(Saved entries)
=-=-=

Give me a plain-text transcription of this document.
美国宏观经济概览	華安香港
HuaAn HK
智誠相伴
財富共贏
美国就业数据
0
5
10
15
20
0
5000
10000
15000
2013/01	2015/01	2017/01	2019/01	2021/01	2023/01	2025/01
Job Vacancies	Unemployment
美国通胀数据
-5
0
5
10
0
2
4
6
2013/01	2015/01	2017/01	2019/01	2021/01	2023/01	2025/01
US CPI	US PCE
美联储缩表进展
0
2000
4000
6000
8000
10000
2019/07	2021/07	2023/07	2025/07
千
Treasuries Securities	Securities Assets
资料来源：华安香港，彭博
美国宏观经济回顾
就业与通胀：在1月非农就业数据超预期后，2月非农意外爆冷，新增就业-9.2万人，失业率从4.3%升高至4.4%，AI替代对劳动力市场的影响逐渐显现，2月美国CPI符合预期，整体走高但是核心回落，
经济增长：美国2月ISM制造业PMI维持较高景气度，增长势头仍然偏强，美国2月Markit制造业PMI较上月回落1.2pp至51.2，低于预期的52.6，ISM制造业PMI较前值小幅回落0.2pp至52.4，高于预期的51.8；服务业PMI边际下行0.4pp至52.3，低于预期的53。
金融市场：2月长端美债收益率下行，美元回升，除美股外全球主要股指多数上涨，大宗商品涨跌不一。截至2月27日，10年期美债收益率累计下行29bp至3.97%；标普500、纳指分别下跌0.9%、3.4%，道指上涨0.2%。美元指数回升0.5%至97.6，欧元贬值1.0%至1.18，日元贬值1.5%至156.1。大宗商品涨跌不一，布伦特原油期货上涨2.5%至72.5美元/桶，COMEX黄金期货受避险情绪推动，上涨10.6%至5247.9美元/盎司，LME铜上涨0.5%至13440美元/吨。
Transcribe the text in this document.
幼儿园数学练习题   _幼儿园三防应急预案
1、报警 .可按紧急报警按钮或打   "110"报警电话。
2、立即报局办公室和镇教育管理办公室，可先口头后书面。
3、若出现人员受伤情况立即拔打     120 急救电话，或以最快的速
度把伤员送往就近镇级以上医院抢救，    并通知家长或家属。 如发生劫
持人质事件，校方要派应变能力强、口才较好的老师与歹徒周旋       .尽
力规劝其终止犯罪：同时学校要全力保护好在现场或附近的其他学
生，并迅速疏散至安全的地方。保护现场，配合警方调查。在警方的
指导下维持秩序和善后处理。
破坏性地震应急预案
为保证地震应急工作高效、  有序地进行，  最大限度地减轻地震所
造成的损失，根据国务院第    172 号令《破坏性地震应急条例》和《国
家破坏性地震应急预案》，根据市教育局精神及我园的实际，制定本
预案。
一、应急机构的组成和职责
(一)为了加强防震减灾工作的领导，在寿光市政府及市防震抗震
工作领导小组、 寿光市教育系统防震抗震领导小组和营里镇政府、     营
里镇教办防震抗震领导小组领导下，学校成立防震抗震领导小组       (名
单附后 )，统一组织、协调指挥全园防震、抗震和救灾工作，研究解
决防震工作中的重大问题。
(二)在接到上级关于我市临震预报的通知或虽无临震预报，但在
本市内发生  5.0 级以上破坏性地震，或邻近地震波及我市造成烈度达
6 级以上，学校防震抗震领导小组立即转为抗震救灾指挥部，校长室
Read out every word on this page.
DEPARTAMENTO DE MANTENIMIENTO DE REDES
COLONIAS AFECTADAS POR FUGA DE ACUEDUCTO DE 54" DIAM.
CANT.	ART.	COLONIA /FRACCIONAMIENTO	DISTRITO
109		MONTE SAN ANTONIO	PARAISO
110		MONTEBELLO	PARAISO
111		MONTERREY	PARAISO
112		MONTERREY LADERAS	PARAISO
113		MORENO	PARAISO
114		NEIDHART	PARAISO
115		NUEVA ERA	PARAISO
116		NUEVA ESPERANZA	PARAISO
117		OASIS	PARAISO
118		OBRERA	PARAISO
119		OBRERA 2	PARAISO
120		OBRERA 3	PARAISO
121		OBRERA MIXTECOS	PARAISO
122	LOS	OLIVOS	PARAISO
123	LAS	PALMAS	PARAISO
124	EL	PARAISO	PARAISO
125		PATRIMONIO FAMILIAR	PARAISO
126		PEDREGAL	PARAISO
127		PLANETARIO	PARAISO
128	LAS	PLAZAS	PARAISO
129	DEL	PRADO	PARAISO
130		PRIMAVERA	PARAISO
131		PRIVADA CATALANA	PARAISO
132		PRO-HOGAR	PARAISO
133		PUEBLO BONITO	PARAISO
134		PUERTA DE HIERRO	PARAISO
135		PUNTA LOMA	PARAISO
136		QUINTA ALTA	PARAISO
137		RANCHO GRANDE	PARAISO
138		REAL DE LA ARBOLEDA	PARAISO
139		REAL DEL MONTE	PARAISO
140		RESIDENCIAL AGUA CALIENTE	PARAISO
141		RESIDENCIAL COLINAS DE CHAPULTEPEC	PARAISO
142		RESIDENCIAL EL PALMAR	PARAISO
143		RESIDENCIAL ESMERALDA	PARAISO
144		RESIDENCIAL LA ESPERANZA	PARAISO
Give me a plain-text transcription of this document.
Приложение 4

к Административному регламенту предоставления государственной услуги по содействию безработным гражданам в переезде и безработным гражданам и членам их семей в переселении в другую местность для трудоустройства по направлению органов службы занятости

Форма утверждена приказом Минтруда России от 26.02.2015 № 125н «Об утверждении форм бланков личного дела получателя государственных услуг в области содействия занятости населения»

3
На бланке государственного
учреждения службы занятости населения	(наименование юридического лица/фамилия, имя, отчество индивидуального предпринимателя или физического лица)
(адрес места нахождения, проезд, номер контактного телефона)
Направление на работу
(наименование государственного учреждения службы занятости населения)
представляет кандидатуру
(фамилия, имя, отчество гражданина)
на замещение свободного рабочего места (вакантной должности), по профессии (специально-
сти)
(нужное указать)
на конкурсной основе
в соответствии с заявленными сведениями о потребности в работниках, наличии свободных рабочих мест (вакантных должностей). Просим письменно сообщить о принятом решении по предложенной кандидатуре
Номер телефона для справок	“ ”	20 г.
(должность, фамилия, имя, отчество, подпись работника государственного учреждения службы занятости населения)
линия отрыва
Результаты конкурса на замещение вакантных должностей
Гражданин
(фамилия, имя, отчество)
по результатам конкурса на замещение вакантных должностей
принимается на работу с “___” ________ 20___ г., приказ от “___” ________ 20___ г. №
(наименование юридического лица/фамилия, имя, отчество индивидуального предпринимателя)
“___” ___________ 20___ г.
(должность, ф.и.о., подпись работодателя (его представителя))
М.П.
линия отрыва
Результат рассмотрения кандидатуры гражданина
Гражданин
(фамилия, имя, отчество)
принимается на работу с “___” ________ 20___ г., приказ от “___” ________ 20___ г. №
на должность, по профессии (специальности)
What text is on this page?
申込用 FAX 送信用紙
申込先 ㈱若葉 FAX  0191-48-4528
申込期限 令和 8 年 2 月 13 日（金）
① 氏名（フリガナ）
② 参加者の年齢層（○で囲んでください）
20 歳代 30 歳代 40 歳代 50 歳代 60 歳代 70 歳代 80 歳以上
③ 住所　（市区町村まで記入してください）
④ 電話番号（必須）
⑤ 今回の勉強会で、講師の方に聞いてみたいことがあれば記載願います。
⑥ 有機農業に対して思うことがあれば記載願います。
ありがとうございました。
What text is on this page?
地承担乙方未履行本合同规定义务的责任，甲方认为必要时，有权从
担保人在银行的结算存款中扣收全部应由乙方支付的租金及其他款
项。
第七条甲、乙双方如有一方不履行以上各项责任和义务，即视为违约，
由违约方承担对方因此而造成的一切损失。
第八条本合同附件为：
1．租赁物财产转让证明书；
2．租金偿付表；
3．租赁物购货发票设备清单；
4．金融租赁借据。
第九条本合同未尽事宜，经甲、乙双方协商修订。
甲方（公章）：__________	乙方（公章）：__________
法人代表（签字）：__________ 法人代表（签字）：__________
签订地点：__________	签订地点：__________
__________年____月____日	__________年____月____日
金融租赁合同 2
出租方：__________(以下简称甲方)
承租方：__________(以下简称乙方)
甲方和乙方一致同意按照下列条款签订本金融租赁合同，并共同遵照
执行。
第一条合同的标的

=-=-=

Extract every line of the records above that contains the word "предпринимателя".

REPLY:
учреждения службы занятости населения	(наименование юридического лица/фамилия, имя, отчество индивидуального предпринимателя или физического лица)
(наименование юридического лица/фамилия, имя, отчество индивидуального предпринимателя)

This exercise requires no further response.